● **Stated exercise**: Extract every line where the string "name" appears.
[begin Extracted information]
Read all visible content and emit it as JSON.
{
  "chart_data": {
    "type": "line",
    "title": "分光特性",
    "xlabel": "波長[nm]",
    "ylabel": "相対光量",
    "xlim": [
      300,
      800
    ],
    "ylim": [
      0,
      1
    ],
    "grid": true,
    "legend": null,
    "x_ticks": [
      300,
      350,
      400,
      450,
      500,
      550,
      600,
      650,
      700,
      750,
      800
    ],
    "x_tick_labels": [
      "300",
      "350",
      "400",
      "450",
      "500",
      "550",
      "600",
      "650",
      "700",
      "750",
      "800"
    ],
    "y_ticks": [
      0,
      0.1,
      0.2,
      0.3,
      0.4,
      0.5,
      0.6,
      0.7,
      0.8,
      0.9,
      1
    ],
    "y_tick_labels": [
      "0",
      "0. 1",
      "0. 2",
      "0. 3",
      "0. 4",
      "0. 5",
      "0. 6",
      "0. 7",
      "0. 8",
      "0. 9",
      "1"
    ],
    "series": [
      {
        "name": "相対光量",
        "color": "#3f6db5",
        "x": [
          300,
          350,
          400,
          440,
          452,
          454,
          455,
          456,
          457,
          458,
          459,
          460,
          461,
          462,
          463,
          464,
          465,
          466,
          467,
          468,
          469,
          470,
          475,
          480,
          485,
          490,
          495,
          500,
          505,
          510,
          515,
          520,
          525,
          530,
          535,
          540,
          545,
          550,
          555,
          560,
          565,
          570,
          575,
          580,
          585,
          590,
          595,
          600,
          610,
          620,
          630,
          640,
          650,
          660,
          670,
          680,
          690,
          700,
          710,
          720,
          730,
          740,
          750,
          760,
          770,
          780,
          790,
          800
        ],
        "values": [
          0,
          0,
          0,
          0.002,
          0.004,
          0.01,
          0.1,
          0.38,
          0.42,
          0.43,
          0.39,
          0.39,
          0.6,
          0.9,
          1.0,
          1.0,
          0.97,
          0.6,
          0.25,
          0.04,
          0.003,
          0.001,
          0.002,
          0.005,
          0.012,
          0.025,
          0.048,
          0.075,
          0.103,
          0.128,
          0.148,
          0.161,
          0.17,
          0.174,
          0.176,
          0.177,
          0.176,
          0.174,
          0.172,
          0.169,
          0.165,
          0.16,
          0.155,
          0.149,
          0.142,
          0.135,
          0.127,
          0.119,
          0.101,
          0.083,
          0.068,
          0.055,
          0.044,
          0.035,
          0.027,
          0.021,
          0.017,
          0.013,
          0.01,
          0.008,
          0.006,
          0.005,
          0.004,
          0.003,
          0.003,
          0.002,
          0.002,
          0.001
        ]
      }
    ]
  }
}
[end Extracted information]
[begin Extracted information]
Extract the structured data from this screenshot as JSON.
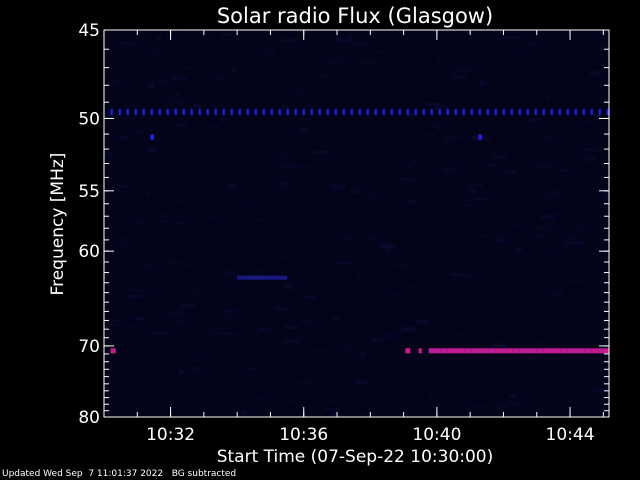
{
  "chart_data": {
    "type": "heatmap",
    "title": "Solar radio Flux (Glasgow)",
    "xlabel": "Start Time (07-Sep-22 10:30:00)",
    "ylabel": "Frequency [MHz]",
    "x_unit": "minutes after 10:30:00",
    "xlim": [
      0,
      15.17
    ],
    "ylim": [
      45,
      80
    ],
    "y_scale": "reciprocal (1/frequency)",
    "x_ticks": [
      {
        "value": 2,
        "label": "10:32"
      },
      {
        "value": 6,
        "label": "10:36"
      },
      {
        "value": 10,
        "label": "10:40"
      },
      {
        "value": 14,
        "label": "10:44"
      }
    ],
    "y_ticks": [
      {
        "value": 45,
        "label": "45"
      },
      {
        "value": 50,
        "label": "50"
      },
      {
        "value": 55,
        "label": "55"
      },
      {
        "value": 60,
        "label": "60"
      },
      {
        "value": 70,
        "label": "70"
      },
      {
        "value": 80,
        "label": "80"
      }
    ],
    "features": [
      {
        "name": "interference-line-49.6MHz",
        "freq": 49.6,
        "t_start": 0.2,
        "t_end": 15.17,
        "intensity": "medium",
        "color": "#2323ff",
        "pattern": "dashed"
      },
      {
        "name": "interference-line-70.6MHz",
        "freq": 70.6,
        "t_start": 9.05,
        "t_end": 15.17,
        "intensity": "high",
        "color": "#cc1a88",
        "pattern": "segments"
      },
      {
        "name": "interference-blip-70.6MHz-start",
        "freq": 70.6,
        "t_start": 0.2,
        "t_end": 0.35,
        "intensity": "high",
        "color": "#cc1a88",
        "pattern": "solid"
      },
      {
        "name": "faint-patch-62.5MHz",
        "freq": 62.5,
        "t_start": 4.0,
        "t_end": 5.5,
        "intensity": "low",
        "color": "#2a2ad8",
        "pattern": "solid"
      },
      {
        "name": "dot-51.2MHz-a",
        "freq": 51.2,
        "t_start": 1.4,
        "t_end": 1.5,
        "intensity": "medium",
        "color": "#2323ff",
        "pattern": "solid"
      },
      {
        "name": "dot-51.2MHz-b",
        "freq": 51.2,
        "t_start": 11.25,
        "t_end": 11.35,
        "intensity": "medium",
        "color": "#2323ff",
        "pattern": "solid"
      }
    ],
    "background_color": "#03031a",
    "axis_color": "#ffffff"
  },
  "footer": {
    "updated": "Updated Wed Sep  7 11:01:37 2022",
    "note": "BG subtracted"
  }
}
[end Extracted information]
[begin Extracted information]
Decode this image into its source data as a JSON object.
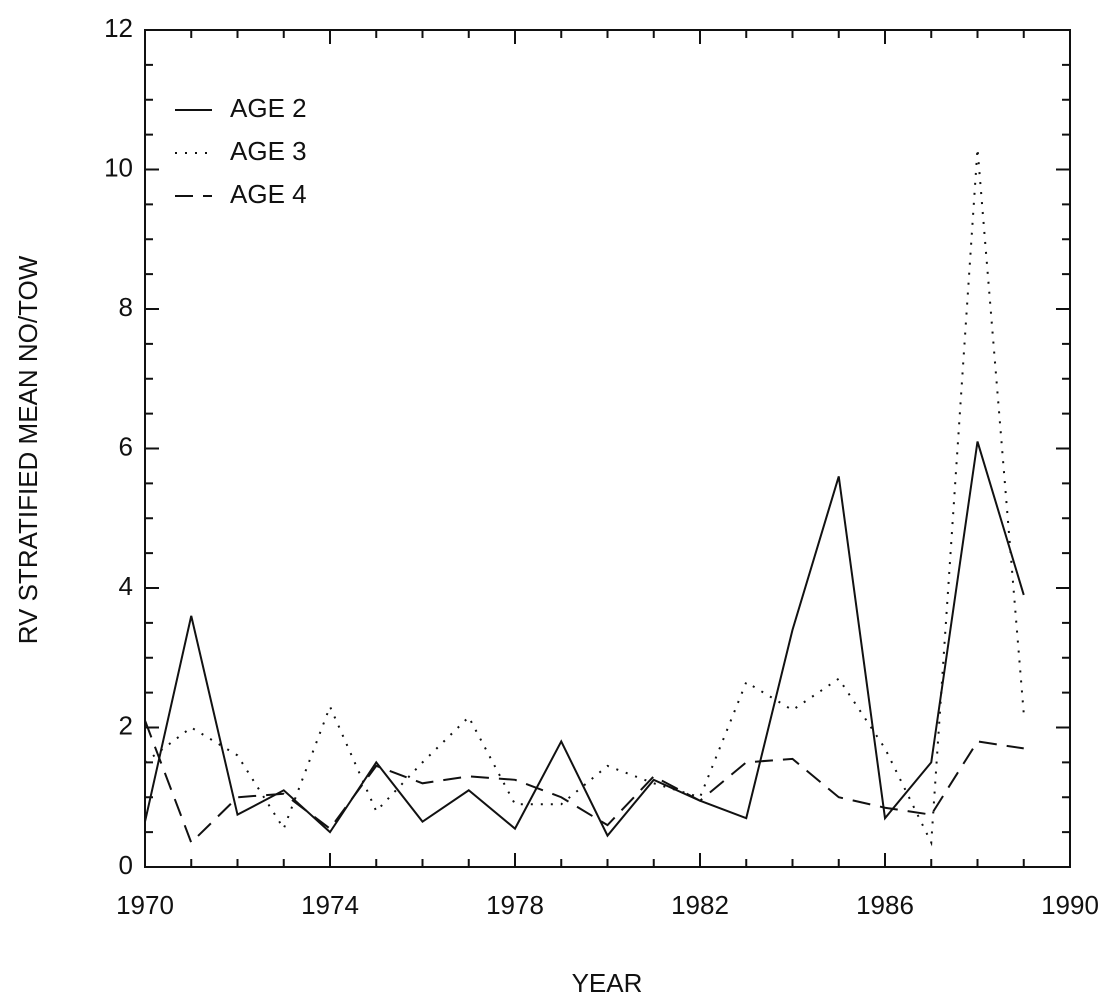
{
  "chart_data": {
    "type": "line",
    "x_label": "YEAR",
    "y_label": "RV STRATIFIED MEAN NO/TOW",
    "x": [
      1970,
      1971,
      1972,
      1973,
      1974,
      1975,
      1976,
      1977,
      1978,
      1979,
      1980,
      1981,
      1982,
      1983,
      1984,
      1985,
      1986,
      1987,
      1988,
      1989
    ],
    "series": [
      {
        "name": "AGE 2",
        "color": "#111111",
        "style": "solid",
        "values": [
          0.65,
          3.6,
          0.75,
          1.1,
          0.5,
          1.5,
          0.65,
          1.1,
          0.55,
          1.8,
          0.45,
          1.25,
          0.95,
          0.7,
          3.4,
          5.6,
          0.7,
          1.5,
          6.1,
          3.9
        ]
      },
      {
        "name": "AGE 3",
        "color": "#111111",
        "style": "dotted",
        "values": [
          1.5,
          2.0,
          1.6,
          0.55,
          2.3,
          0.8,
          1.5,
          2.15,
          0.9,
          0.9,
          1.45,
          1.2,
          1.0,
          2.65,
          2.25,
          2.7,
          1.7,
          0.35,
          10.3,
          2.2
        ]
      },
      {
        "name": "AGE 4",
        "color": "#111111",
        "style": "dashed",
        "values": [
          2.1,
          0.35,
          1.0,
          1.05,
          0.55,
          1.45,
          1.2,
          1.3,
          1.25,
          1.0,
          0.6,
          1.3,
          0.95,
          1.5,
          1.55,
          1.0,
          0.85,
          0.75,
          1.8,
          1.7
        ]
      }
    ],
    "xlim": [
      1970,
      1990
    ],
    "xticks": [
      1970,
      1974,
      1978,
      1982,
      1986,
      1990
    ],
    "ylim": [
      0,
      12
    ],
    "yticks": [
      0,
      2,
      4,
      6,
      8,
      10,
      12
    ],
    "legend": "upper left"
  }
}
[end Extracted information]
● **Solution to this problem**:
        "name": "相対光量",
        "name": "interference-line-49.6MHz",
        "name": "interference-line-70.6MHz",
        "name": "interference-blip-70.6MHz-start",
        "name": "faint-patch-62.5MHz",
        "name": "dot-51.2MHz-a",
        "name": "dot-51.2MHz-b",
        "name": "AGE 2",
        "name": "AGE 3",
        "name": "AGE 4",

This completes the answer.